Objective
Reproduce each line exactly, including spacing and punctuation.
* start *
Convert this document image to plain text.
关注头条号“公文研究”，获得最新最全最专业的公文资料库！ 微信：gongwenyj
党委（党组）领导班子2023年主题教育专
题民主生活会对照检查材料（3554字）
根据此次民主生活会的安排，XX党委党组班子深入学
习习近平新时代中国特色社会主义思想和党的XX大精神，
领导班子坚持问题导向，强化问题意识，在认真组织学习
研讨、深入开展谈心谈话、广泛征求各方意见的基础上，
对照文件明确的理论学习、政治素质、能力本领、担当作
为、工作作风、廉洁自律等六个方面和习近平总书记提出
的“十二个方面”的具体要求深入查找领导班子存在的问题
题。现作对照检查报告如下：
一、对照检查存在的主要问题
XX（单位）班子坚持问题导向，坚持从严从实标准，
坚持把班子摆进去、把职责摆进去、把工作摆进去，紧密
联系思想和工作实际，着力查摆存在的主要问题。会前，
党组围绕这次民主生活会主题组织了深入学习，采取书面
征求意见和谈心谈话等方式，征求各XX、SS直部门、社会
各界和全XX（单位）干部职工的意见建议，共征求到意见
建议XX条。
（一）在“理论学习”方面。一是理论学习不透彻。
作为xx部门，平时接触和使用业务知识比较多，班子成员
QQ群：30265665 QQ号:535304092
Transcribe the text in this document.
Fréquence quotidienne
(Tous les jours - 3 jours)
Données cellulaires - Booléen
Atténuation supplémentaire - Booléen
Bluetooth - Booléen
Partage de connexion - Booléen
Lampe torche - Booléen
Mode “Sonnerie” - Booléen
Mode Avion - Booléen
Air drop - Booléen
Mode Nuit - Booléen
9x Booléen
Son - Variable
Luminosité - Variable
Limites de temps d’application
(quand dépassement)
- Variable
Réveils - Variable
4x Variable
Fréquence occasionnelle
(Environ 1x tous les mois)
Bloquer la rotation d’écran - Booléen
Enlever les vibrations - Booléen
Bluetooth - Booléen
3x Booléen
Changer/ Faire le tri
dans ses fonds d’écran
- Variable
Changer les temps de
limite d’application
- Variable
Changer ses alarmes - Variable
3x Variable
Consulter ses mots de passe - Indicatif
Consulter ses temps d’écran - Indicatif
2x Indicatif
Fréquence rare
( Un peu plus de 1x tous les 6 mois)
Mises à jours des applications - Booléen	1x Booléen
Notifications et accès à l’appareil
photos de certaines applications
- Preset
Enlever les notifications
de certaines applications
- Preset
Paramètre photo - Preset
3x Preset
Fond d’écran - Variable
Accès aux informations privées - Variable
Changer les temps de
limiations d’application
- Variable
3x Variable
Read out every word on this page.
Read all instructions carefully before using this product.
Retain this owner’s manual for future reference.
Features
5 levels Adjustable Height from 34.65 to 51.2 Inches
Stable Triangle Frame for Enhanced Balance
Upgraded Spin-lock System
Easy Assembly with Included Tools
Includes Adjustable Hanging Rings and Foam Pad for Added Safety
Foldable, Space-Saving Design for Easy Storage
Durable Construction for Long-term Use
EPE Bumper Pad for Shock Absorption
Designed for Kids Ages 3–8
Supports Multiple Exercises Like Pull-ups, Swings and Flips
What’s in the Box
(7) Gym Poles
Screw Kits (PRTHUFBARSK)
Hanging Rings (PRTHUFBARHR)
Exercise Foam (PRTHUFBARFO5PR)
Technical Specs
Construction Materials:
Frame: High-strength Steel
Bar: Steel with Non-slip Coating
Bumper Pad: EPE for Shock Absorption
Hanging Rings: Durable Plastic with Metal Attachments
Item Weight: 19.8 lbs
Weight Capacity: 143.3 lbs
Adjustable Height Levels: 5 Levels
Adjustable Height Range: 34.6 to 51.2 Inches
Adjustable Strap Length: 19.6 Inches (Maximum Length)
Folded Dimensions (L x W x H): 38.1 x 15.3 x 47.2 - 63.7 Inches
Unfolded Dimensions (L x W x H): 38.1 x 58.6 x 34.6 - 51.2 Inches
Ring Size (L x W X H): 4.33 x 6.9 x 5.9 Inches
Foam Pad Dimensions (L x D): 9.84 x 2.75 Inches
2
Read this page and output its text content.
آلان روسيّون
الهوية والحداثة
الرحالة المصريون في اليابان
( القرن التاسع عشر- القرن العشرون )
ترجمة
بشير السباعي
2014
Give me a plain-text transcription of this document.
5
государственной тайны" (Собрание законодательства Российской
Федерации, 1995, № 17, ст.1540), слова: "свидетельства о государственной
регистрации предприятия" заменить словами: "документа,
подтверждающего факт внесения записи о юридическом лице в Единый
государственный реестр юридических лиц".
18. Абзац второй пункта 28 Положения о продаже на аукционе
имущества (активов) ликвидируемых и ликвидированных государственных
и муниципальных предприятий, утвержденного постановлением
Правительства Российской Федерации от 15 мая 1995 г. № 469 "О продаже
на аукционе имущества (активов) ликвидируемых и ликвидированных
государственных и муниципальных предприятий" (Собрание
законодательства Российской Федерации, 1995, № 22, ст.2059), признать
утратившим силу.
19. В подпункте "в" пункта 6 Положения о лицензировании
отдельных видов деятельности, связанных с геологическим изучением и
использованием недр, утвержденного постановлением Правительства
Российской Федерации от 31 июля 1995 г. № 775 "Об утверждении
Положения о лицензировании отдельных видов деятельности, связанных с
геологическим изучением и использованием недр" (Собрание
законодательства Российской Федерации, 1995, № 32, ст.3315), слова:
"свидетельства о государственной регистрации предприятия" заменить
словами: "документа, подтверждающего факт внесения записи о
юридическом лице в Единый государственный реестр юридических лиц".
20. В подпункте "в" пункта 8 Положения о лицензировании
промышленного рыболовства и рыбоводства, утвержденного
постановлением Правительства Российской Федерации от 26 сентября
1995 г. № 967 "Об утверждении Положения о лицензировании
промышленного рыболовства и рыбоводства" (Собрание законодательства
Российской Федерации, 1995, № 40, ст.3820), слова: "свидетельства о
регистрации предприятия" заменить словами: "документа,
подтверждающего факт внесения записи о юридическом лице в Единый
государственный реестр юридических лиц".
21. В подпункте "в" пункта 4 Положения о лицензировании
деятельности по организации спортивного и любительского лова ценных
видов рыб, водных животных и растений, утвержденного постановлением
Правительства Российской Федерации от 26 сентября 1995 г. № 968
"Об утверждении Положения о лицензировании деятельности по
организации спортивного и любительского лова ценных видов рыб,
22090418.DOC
* end *
Finished answer
Convert this document image to plain text.
关注头条号“公文研究”，获得最新最全最专业的公文资料库！ 微信：gongwenyj
党委（党组）领导班子2023年主题教育专
题民主生活会对照检查材料（3554字）
根据此次民主生活会的安排，XX党委党组班子深入学
习习近平新时代中国特色社会主义思想和党的XX大精神，
领导班子坚持问题导向，强化问题意识，在认真组织学习
研讨、深入开展谈心谈话、广泛征求各方意见的基础上，
对照文件明确的理论学习、政治素质、能力本领、担当作
为、工作作风、廉洁自律等六个方面和习近平总书记提出
的“十二个方面”的具体要求深入查找领导班子存在的问题
题。现作对照检查报告如下：
一、对照检查存在的主要问题
XX（单位）班子坚持问题导向，坚持从严从实标准，
坚持把班子摆进去、把职责摆进去、把工作摆进去，紧密
联系思想和工作实际，着力查摆存在的主要问题。会前，
党组围绕这次民主生活会主题组织了深入学习，采取书面
征求意见和谈心谈话等方式，征求各XX、SS直部门、社会
各界和全XX（单位）干部职工的意见建议，共征求到意见
建议XX条。
（一）在“理论学习”方面。一是理论学习不透彻。
作为xx部门，平时接触和使用业务知识比较多，班子成员
QQ群：30265665 QQ号:535304092
Transcribe the text in this document.
Fréquence quotidienne
(Tous les jours - 3 jours)
Données cellulaires - Booléen
Atténuation supplémentaire - Booléen
Bluetooth - Booléen
Partage de connexion - Booléen
Lampe torche - Booléen
Mode “Sonnerie” - Booléen
Mode Avion - Booléen
Air drop - Booléen
Mode Nuit - Booléen
9x Booléen
Son - Variable
Luminosité - Variable
Limites de temps d’application
(quand dépassement)
- Variable
Réveils - Variable
4x Variable
Fréquence occasionnelle
(Environ 1x tous les mois)
Bloquer la rotation d’écran - Booléen
Enlever les vibrations - Booléen
Bluetooth - Booléen
3x Booléen
Changer/ Faire le tri
dans ses fonds d’écran
- Variable
Changer les temps de
limite d’application
- Variable
Changer ses alarmes - Variable
3x Variable
Consulter ses mots de passe - Indicatif
Consulter ses temps d’écran - Indicatif
2x Indicatif
Fréquence rare
( Un peu plus de 1x tous les 6 mois)
Mises à jours des applications - Booléen	1x Booléen
Notifications et accès à l’appareil
photos de certaines applications
- Preset
Enlever les notifications
de certaines applications
- Preset
Paramètre photo - Preset
3x Preset
Fond d’écran - Variable
Accès aux informations privées - Variable
Changer les temps de
limiations d’application
- Variable
3x Variable
Read out every word on this page.
Read all instructions carefully before using this product.
Retain this owner’s manual for future reference.
Features
5 levels Adjustable Height from 34.65 to 51.2 Inches
Stable Triangle Frame for Enhanced Balance
Upgraded Spin-lock System
Easy Assembly with Included Tools
Includes Adjustable Hanging Rings and Foam Pad for Added Safety
Foldable, Space-Saving Design for Easy Storage
Durable Construction for Long-term Use
EPE Bumper Pad for Shock Absorption
Designed for Kids Ages 3–8
Supports Multiple Exercises Like Pull-ups, Swings and Flips
What’s in the Box
(7) Gym Poles
Screw Kits (PRTHUFBARSK)
Hanging Rings (PRTHUFBARHR)
Exercise Foam (PRTHUFBARFO5PR)
Technical Specs
Construction Materials:
Frame: High-strength Steel
Bar: Steel with Non-slip Coating
Bumper Pad: EPE for Shock Absorption
Hanging Rings: Durable Plastic with Metal Attachments
Item Weight: 19.8 lbs
Weight Capacity: 143.3 lbs
Adjustable Height Levels: 5 Levels
Adjustable Height Range: 34.6 to 51.2 Inches
Adjustable Strap Length: 19.6 Inches (Maximum Length)
Folded Dimensions (L x W x H): 38.1 x 15.3 x 47.2 - 63.7 Inches
Unfolded Dimensions (L x W x H): 38.1 x 58.6 x 34.6 - 51.2 Inches
Ring Size (L x W X H): 4.33 x 6.9 x 5.9 Inches
Foam Pad Dimensions (L x D): 9.84 x 2.75 Inches
2
Read this page and output its text content.
آلان روسيّون
الهوية والحداثة
الرحالة المصريون في اليابان
( القرن التاسع عشر- القرن العشرون )
ترجمة
بشير السباعي
2014
Give me a plain-text transcription of this document.
5
государственной тайны" (Собрание законодательства Российской
Федерации, 1995, № 17, ст.1540), слова: "свидетельства о государственной
регистрации предприятия" заменить словами: "документа,
подтверждающего факт внесения записи о юридическом лице в Единый
государственный реестр юридических лиц".
18. Абзац второй пункта 28 Положения о продаже на аукционе
имущества (активов) ликвидируемых и ликвидированных государственных
и муниципальных предприятий, утвержденного постановлением
Правительства Российской Федерации от 15 мая 1995 г. № 469 "О продаже
на аукционе имущества (активов) ликвидируемых и ликвидированных
государственных и муниципальных предприятий" (Собрание
законодательства Российской Федерации, 1995, № 22, ст.2059), признать
утратившим силу.
19. В подпункте "в" пункта 6 Положения о лицензировании
отдельных видов деятельности, связанных с геологическим изучением и
использованием недр, утвержденного постановлением Правительства
Российской Федерации от 31 июля 1995 г. № 775 "Об утверждении
Положения о лицензировании отдельных видов деятельности, связанных с
геологическим изучением и использованием недр" (Собрание
законодательства Российской Федерации, 1995, № 32, ст.3315), слова:
"свидетельства о государственной регистрации предприятия" заменить
словами: "документа, подтверждающего факт внесения записи о
юридическом лице в Единый государственный реестр юридических лиц".
20. В подпункте "в" пункта 8 Положения о лицензировании
промышленного рыболовства и рыбоводства, утвержденного
постановлением Правительства Российской Федерации от 26 сентября
1995 г. № 967 "Об утверждении Положения о лицензировании
промышленного рыболовства и рыбоводства" (Собрание законодательства
Российской Федерации, 1995, № 40, ст.3820), слова: "свидетельства о
регистрации предприятия" заменить словами: "документа,
подтверждающего факт внесения записи о юридическом лице в Единый
государственный реестр юридических лиц".
21. В подпункте "в" пункта 4 Положения о лицензировании
деятельности по организации спортивного и любительского лова ценных
видов рыб, водных животных и растений, утвержденного постановлением
Правительства Российской Федерации от 26 сентября 1995 г. № 968
"Об утверждении Положения о лицензировании деятельности по
организации спортивного и любительского лова ценных видов рыб,
22090418.DOC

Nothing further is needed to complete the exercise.